Dataset items:
= = = = = = =
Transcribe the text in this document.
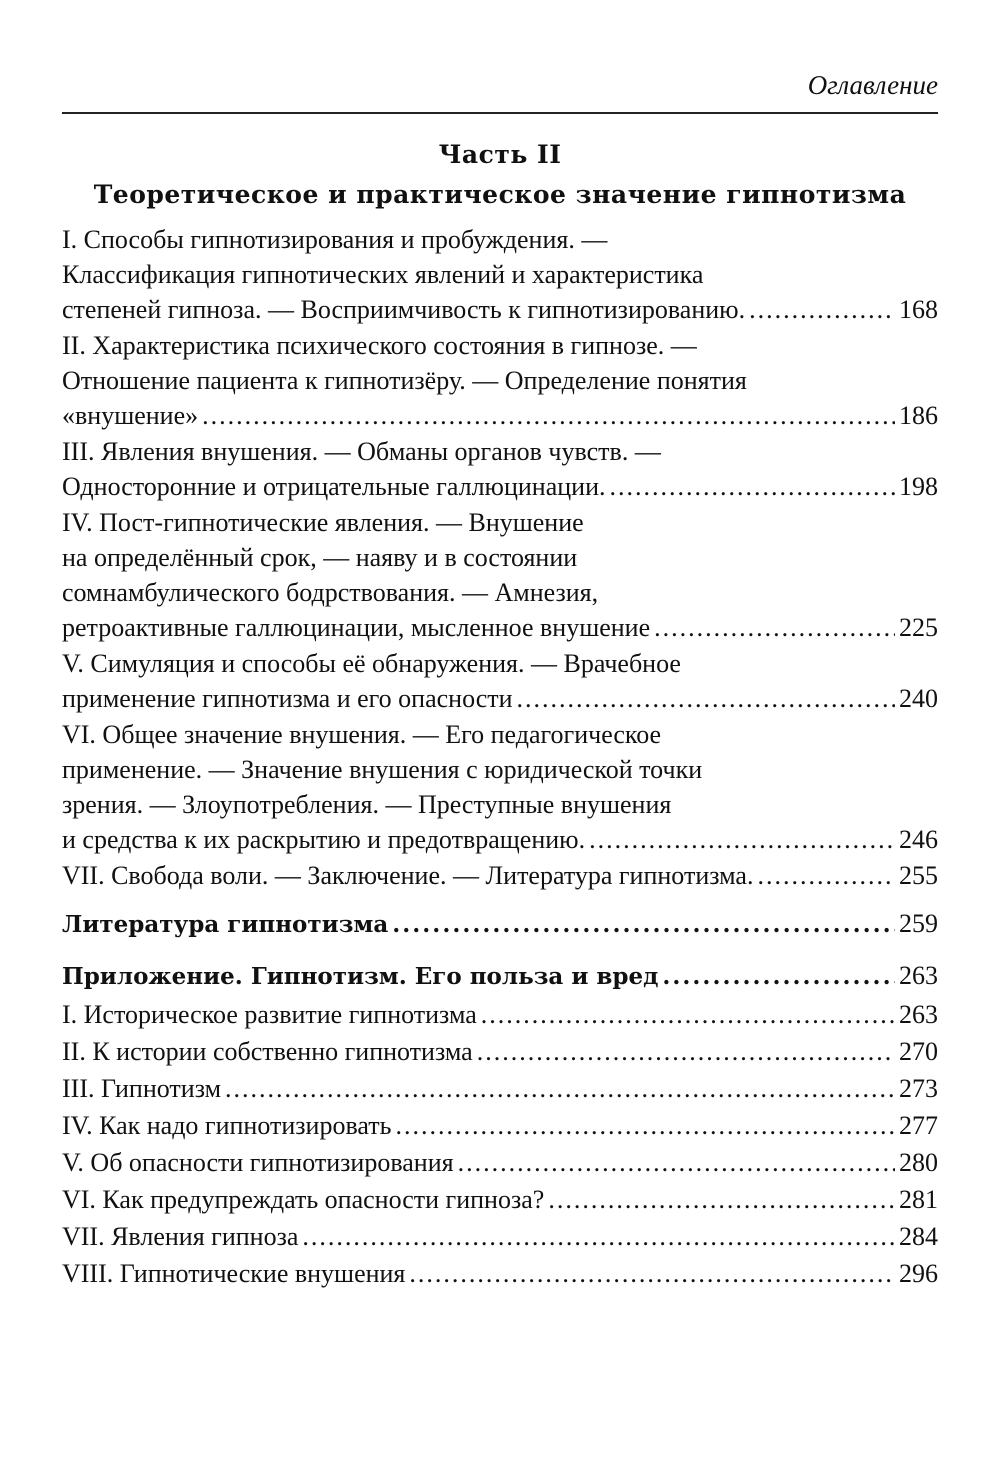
Оглавление
Часть II
Теоретическое и практическое значение гипнотизма
I. Способы гипнотизирования и пробуждения. —
Классификация гипнотических явлений и характеристика
степеней гипноза. — Восприимчивость к гипнотизированию. .....	168
II. Характеристика психического состояния в гипнозе. —
Отношение пациента к гипнотизёру. — Определение понятия
«внушение» .....	186
III. Явления внушения. — Обманы органов чувств. —
Односторонние и отрицательные галлюцинации. .....	198
IV. Пост-гипнотические явления. — Внушение
на определённый срок, — наяву и в состоянии
сомнамбулического бодрствования. — Амнезия,
ретроактивные галлюцинации, мысленное внушение .....	225
V. Симуляция и способы её обнаружения. — Врачебное
применение гипнотизма и его опасности .....	240
VI. Общее значение внушения. — Его педагогическое
применение. — Значение внушения с юридической точки
зрения. — Злоупотребления. — Преступные внушения
и средства к их раскрытию и предотвращению. .....	246
VII. Свобода воли. — Заключение. — Литература гипнотизма. .....	255
Литература гипнотизма .....	259
Приложение. Гипнотизм. Его польза и вред .....	263
I. Историческое развитие гипнотизма .....	263
II. К истории собственно гипнотизма .....	270
III. Гипнотизм .....	273
IV. Как надо гипнотизировать .....	277
V. Об опасности гипнотизирования .....	280
VI. Как предупреждать опасности гипноза? .....	281
VII. Явления гипноза .....	284
VIII. Гипнотические внушения .....	296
= = = = = = =
Description of the task: Quote the preceding listing precisely and completely, omitting its images.

Response for this exercise:
Transcribe the text in this document.
Оглавление
Часть II
Теоретическое и практическое значение гипнотизма
I. Способы гипнотизирования и пробуждения. —
Классификация гипнотических явлений и характеристика
степеней гипноза. — Восприимчивость к гипнотизированию. .....	168
II. Характеристика психического состояния в гипнозе. —
Отношение пациента к гипнотизёру. — Определение понятия
«внушение» .....	186
III. Явления внушения. — Обманы органов чувств. —
Односторонние и отрицательные галлюцинации. .....	198
IV. Пост-гипнотические явления. — Внушение
на определённый срок, — наяву и в состоянии
сомнамбулического бодрствования. — Амнезия,
ретроактивные галлюцинации, мысленное внушение .....	225
V. Симуляция и способы её обнаружения. — Врачебное
применение гипнотизма и его опасности .....	240
VI. Общее значение внушения. — Его педагогическое
применение. — Значение внушения с юридической точки
зрения. — Злоупотребления. — Преступные внушения
и средства к их раскрытию и предотвращению. .....	246
VII. Свобода воли. — Заключение. — Литература гипнотизма. .....	255
Литература гипнотизма .....	259
Приложение. Гипнотизм. Его польза и вред .....	263
I. Историческое развитие гипнотизма .....	263
II. К истории собственно гипнотизма .....	270
III. Гипнотизм .....	273
IV. Как надо гипнотизировать .....	277
V. Об опасности гипнотизирования .....	280
VI. Как предупреждать опасности гипноза? .....	281
VII. Явления гипноза .....	284
VIII. Гипнотические внушения .....	296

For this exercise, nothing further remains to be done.